**LISTED RECORDS**

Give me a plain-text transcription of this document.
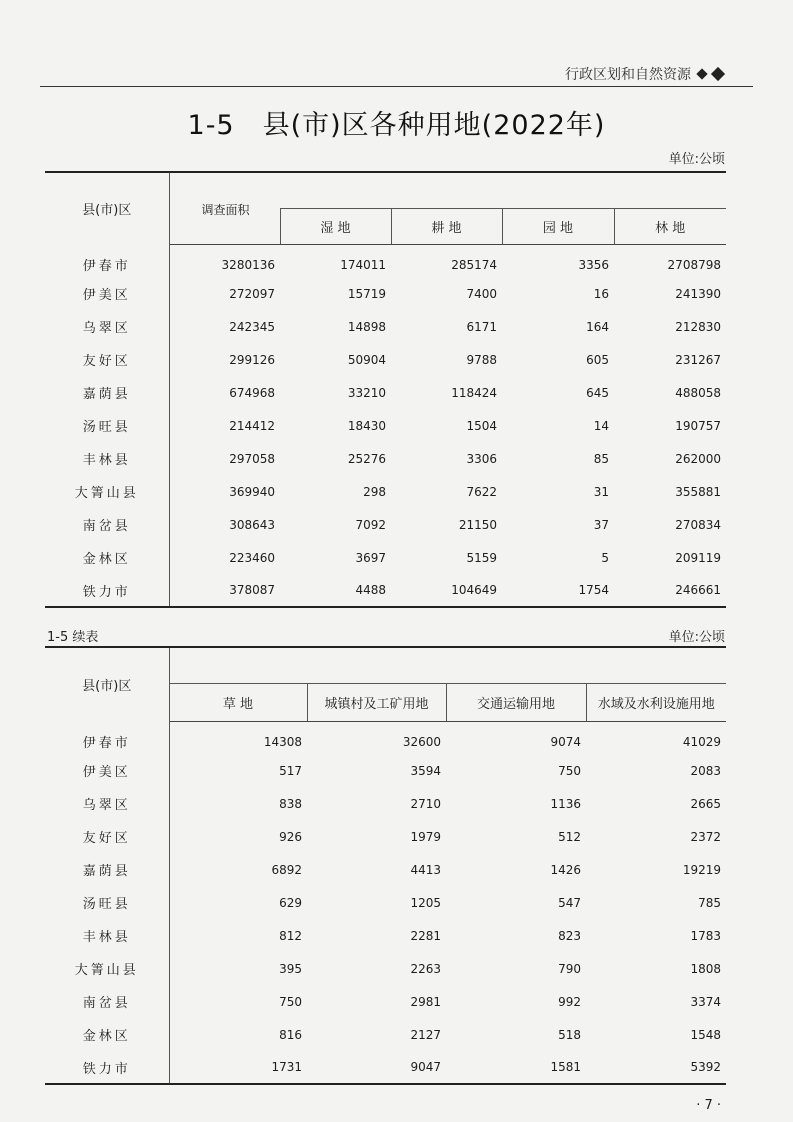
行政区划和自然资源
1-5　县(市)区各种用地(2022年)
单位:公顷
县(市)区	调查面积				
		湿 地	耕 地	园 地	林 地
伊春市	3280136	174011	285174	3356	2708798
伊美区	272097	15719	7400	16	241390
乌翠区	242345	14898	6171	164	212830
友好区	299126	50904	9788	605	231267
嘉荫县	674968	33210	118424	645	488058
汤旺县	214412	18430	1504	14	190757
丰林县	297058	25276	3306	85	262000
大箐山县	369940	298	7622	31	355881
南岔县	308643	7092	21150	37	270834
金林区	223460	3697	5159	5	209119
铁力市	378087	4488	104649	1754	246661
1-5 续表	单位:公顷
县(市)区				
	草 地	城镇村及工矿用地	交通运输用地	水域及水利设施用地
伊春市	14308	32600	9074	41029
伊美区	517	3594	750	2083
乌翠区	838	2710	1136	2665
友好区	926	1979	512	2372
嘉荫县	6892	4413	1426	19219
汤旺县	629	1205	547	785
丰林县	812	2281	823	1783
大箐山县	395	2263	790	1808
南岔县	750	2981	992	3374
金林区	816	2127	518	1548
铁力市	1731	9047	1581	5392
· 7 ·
--
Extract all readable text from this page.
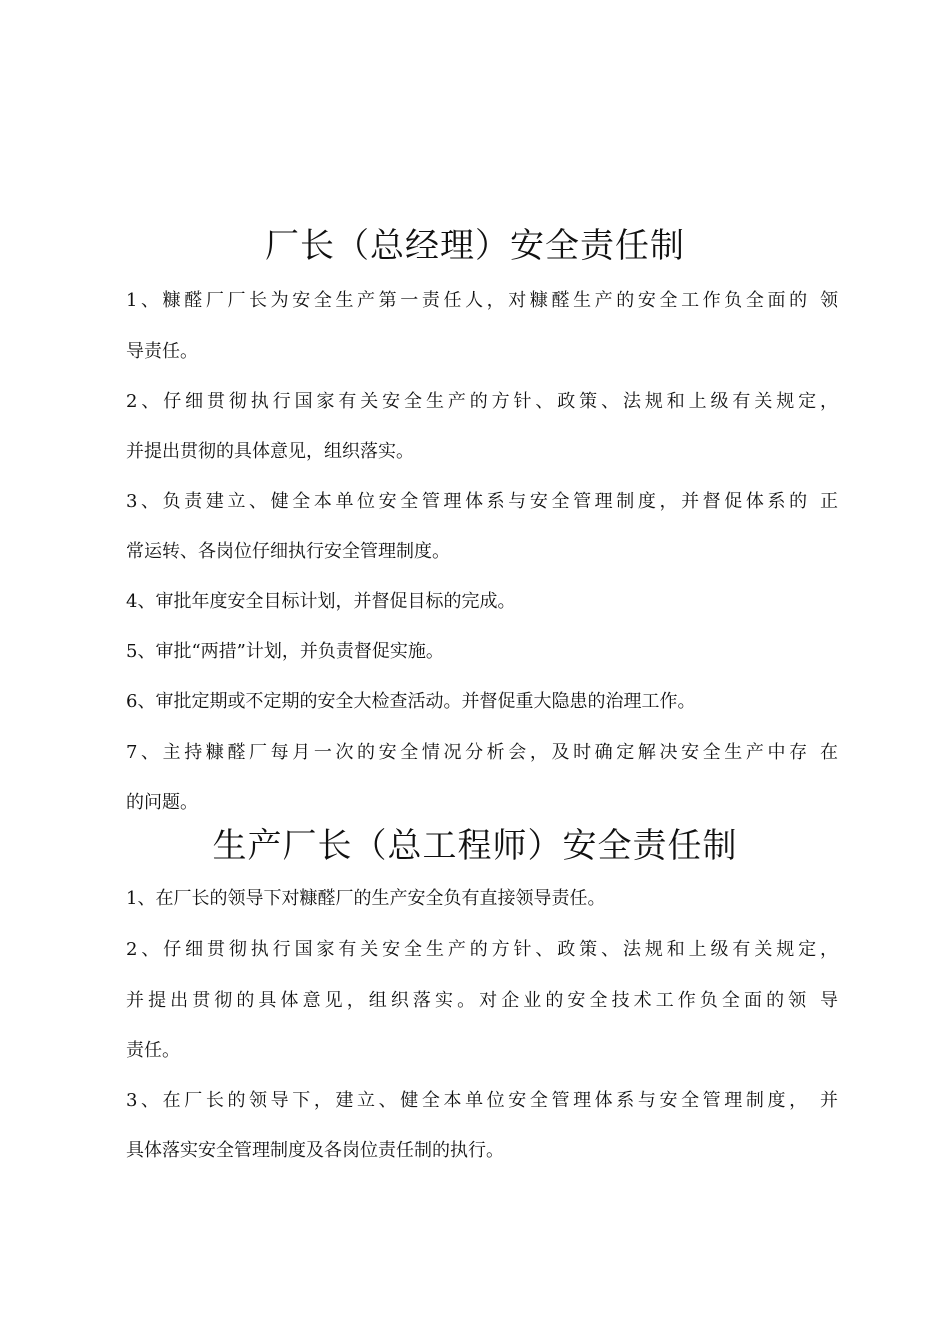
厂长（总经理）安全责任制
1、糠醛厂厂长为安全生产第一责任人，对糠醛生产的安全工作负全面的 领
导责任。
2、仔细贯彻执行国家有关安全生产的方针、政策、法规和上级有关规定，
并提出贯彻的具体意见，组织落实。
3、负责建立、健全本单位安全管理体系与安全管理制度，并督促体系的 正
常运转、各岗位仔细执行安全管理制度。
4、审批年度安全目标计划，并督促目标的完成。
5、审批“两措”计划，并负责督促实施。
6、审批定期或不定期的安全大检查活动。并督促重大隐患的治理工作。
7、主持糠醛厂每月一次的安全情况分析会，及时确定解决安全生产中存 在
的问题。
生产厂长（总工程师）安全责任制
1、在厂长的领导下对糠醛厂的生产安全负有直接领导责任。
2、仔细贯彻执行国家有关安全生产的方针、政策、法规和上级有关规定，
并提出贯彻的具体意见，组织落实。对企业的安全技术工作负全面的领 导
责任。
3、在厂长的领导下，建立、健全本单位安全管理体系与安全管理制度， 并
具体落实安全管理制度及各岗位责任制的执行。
--
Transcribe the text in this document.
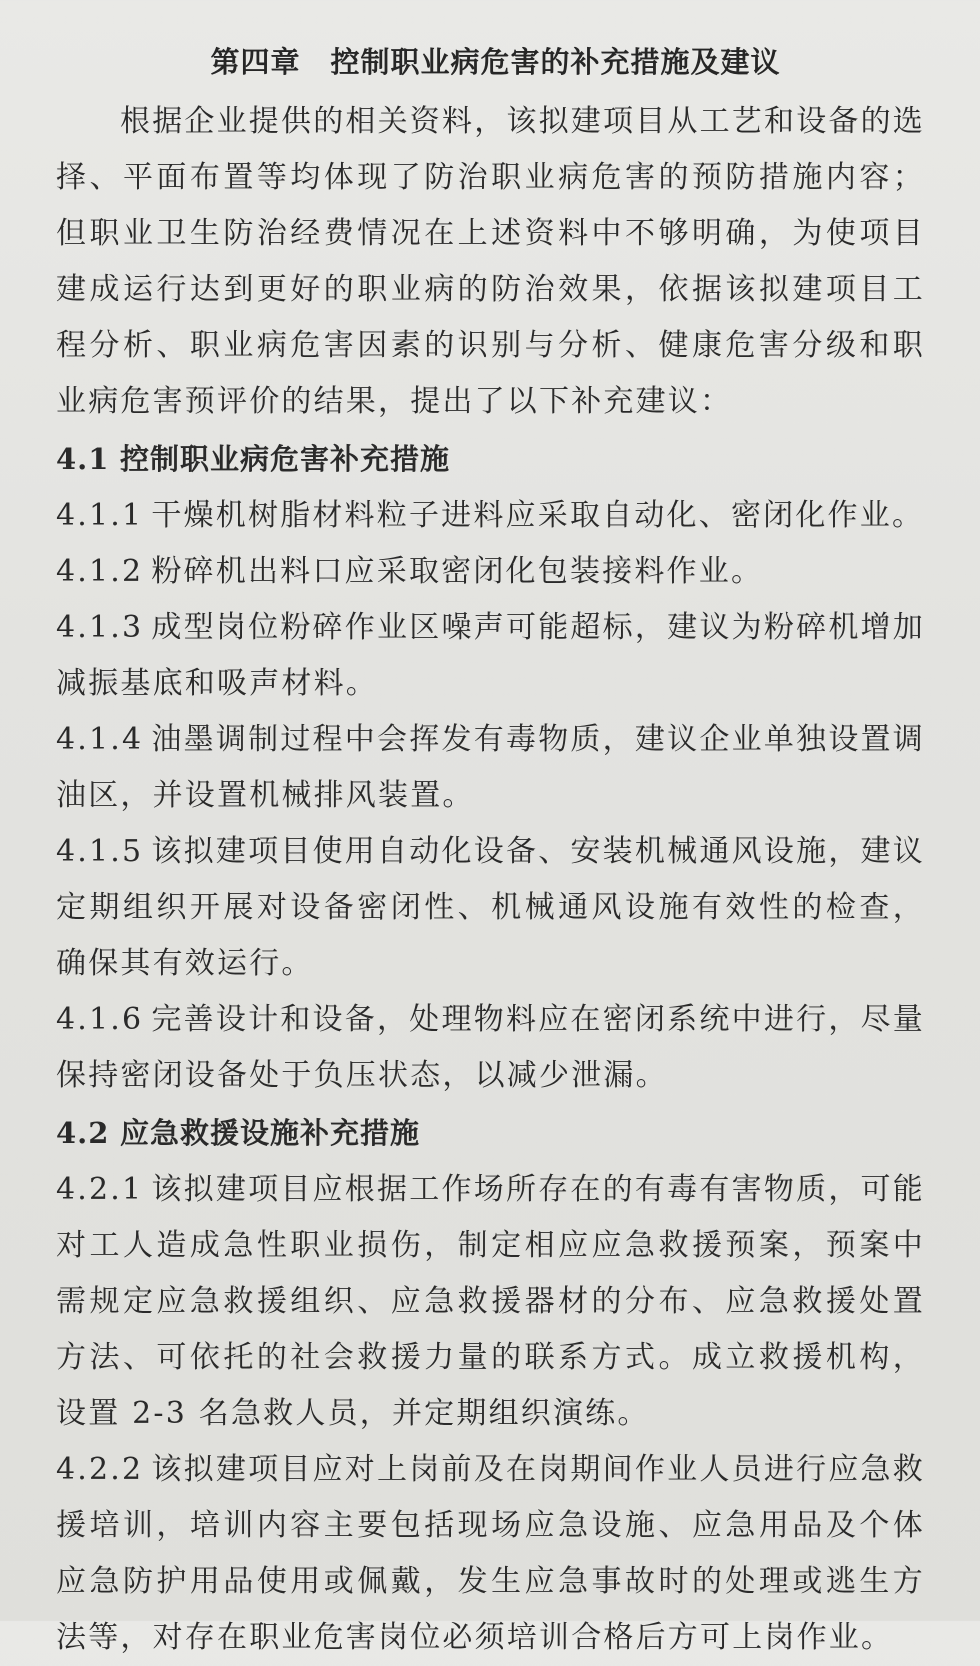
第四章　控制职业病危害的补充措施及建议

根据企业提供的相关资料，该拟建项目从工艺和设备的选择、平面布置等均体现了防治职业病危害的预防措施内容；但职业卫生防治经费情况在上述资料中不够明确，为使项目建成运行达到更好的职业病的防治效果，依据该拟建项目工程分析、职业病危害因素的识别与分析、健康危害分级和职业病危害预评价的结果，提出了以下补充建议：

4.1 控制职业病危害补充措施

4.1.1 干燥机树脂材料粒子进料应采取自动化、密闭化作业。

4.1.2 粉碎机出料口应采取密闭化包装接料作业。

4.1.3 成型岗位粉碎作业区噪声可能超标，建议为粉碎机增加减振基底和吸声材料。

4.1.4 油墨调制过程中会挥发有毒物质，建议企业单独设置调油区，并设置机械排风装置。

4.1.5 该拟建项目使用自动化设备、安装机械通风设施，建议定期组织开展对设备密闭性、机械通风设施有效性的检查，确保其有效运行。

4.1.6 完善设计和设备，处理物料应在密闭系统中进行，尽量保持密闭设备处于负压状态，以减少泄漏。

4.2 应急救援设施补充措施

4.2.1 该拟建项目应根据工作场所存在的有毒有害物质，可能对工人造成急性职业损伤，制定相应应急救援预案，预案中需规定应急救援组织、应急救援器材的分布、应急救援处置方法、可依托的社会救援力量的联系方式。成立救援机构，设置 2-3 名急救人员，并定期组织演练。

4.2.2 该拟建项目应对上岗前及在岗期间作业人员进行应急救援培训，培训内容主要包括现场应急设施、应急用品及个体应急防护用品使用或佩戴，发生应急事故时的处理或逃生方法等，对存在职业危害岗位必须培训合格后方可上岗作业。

**PROBLEM DESCRIPTION**
Find all the lines containing "this" in the material, then copy them.

**ANSWER BELOW**
Give me a plain-text transcription of this document.
Extract all readable text from this page.
Transcribe the text in this document.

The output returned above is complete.